Given request - Without the images, write out the whole listing exactly.

Stored data:
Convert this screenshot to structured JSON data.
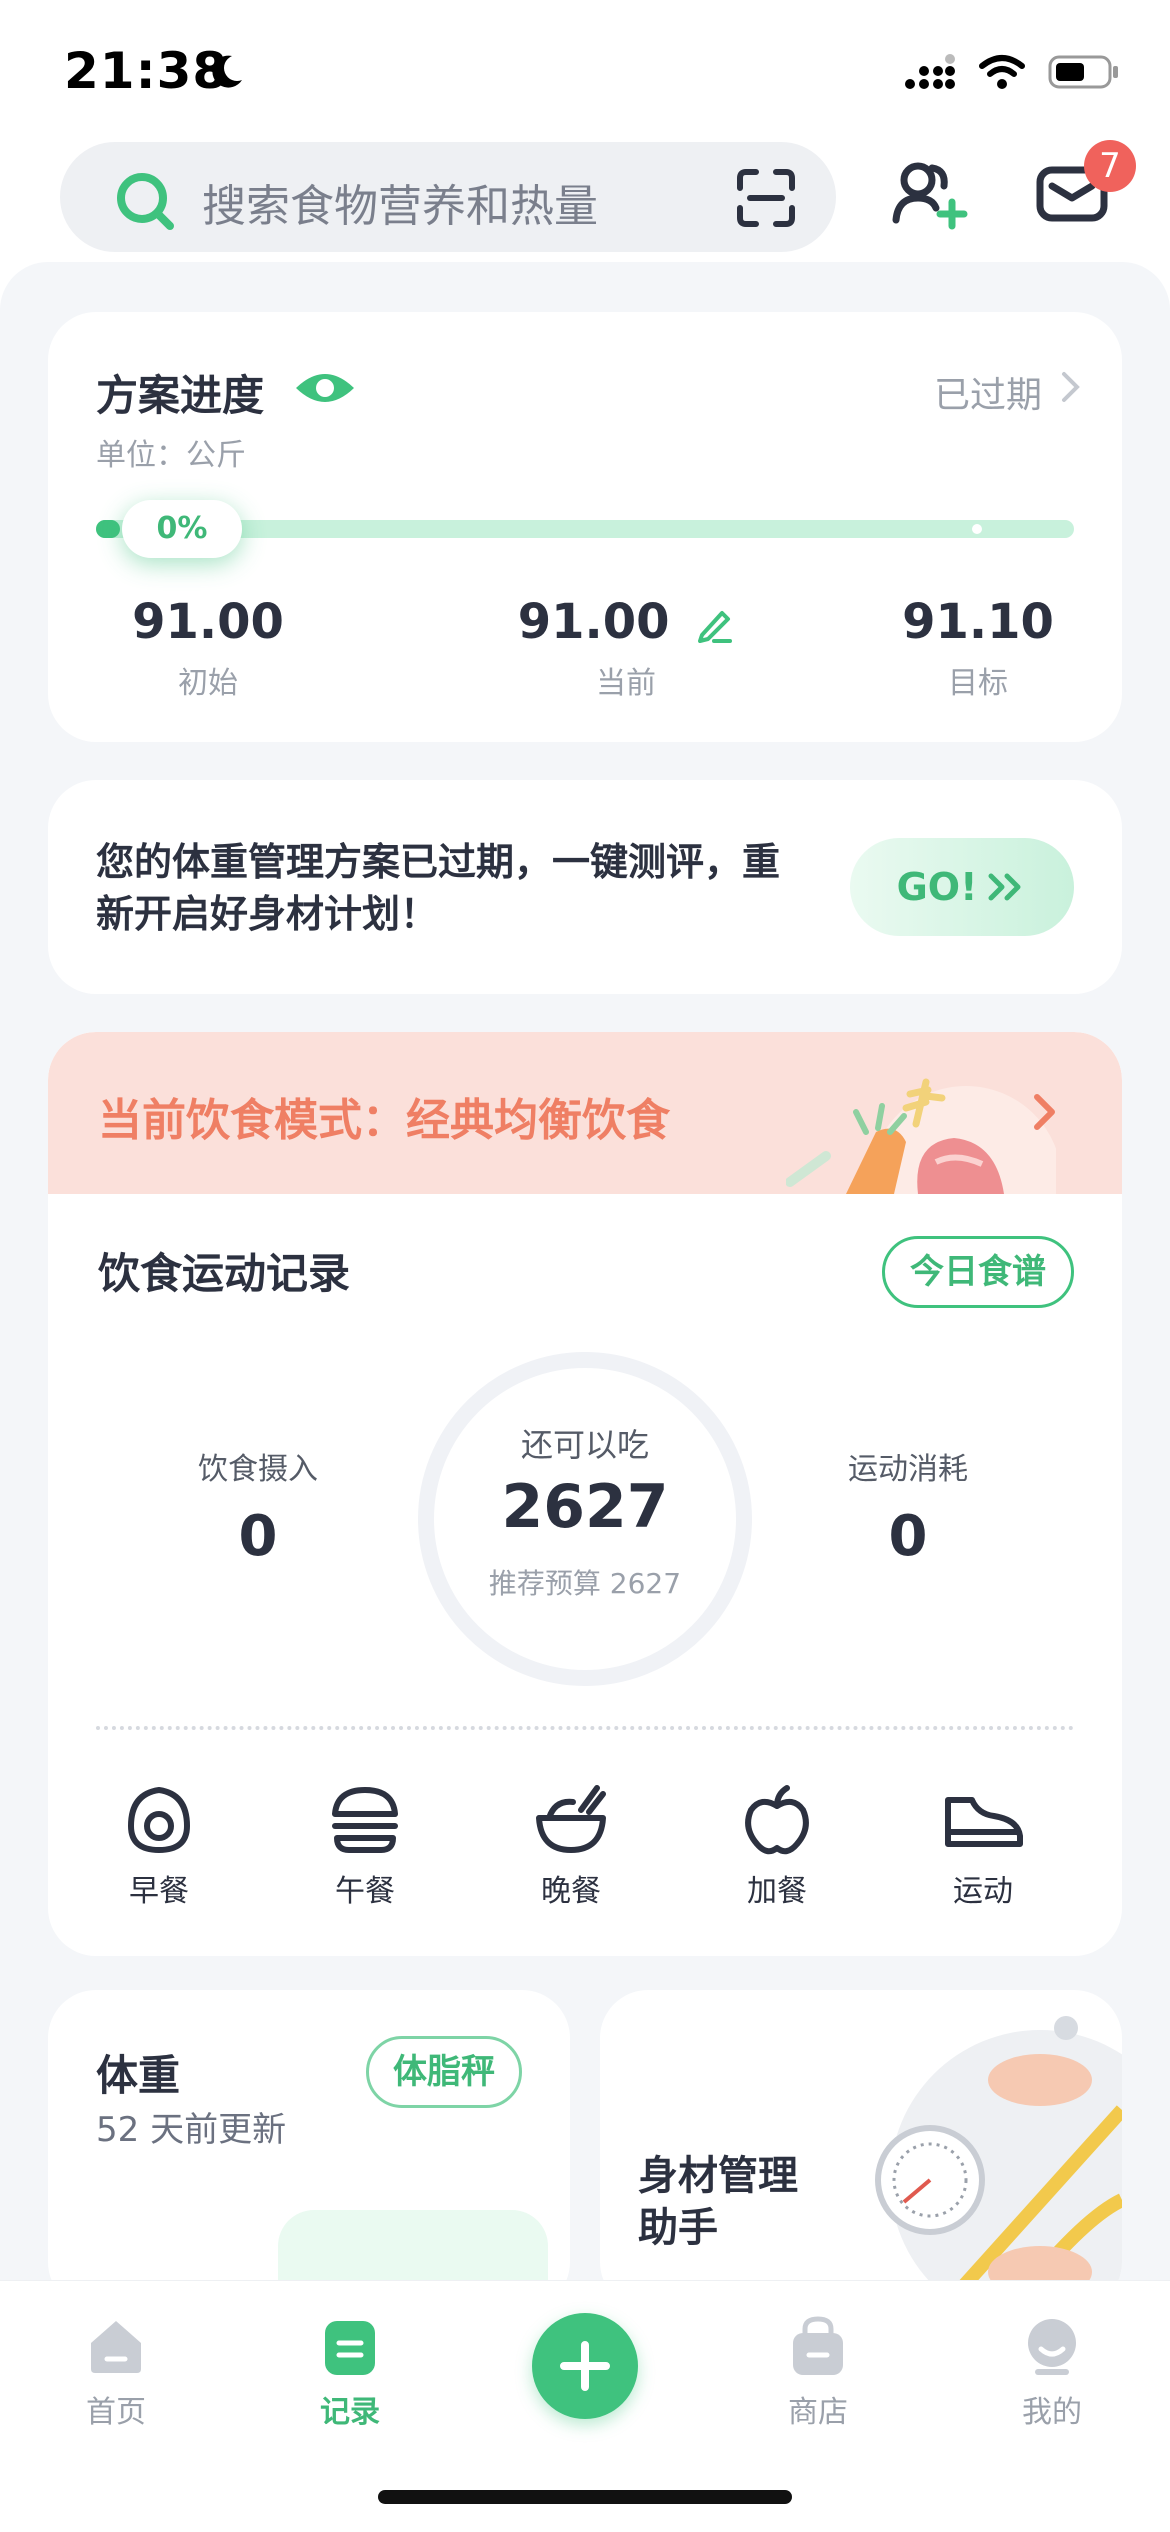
{
  "status_bar": {
    "time": "21:38"
  },
  "search": {
    "placeholder": "搜索食物营养和热量"
  },
  "header": {
    "mail_badge_count": "7"
  },
  "plan": {
    "title": "方案进度",
    "status": "已过期",
    "unit": "单位：公斤",
    "progress_percent": "0%",
    "initial_value": "91.00",
    "initial_label": "初始",
    "current_value": "91.00",
    "current_label": "当前",
    "target_value": "91.10",
    "target_label": "目标"
  },
  "expired_notice": {
    "text": "您的体重管理方案已过期，一键测评，重新开启好身材计划！",
    "button_label": "GO!"
  },
  "diet": {
    "mode_text": "当前饮食模式：经典均衡饮食",
    "record_title": "饮食运动记录",
    "recipe_button": "今日食谱",
    "intake_label": "饮食摄入",
    "intake_value": "0",
    "remaining_label": "还可以吃",
    "remaining_value": "2627",
    "budget_text": "推荐预算 2627",
    "burn_label": "运动消耗",
    "burn_value": "0",
    "meals": [
      {
        "label": "早餐",
        "icon": "egg-icon"
      },
      {
        "label": "午餐",
        "icon": "burger-icon"
      },
      {
        "label": "晚餐",
        "icon": "bowl-icon"
      },
      {
        "label": "加餐",
        "icon": "apple-icon"
      },
      {
        "label": "运动",
        "icon": "sneaker-icon"
      }
    ]
  },
  "weight_card": {
    "title": "体重",
    "updated": "52 天前更新",
    "button": "体脂秤"
  },
  "body_card": {
    "title": "身材管理助手"
  },
  "tabs": [
    {
      "label": "首页",
      "icon": "home-icon",
      "active": false
    },
    {
      "label": "记录",
      "icon": "record-icon",
      "active": true
    },
    {
      "label": "商店",
      "icon": "shop-bag-icon",
      "active": false
    },
    {
      "label": "我的",
      "icon": "profile-icon",
      "active": false
    }
  ],
  "colors": {
    "accent": "#3FC27E",
    "diet_banner": "#FBE0DA",
    "diet_text": "#EF7F64",
    "badge": "#F0625C"
  }
}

Exercise response -
Convert this screenshot to structured JSON data.
{
  "status_bar": {
    "time": "21:38"
  },
  "search": {
    "placeholder": "搜索食物营养和热量"
  },
  "header": {
    "mail_badge_count": "7"
  },
  "plan": {
    "title": "方案进度",
    "status": "已过期",
    "unit": "单位：公斤",
    "progress_percent": "0%",
    "initial_value": "91.00",
    "initial_label": "初始",
    "current_value": "91.00",
    "current_label": "当前",
    "target_value": "91.10",
    "target_label": "目标"
  },
  "expired_notice": {
    "text": "您的体重管理方案已过期，一键测评，重新开启好身材计划！",
    "button_label": "GO!"
  },
  "diet": {
    "mode_text": "当前饮食模式：经典均衡饮食",
    "record_title": "饮食运动记录",
    "recipe_button": "今日食谱",
    "intake_label": "饮食摄入",
    "intake_value": "0",
    "remaining_label": "还可以吃",
    "remaining_value": "2627",
    "budget_text": "推荐预算 2627",
    "burn_label": "运动消耗",
    "burn_value": "0",
    "meals": [
      {
        "label": "早餐",
        "icon": "egg-icon"
      },
      {
        "label": "午餐",
        "icon": "burger-icon"
      },
      {
        "label": "晚餐",
        "icon": "bowl-icon"
      },
      {
        "label": "加餐",
        "icon": "apple-icon"
      },
      {
        "label": "运动",
        "icon": "sneaker-icon"
      }
    ]
  },
  "weight_card": {
    "title": "体重",
    "updated": "52 天前更新",
    "button": "体脂秤"
  },
  "body_card": {
    "title": "身材管理助手"
  },
  "tabs": [
    {
      "label": "首页",
      "icon": "home-icon",
      "active": false
    },
    {
      "label": "记录",
      "icon": "record-icon",
      "active": true
    },
    {
      "label": "商店",
      "icon": "shop-bag-icon",
      "active": false
    },
    {
      "label": "我的",
      "icon": "profile-icon",
      "active": false
    }
  ],
  "colors": {
    "accent": "#3FC27E",
    "diet_banner": "#FBE0DA",
    "diet_text": "#EF7F64",
    "badge": "#F0625C"
  }
}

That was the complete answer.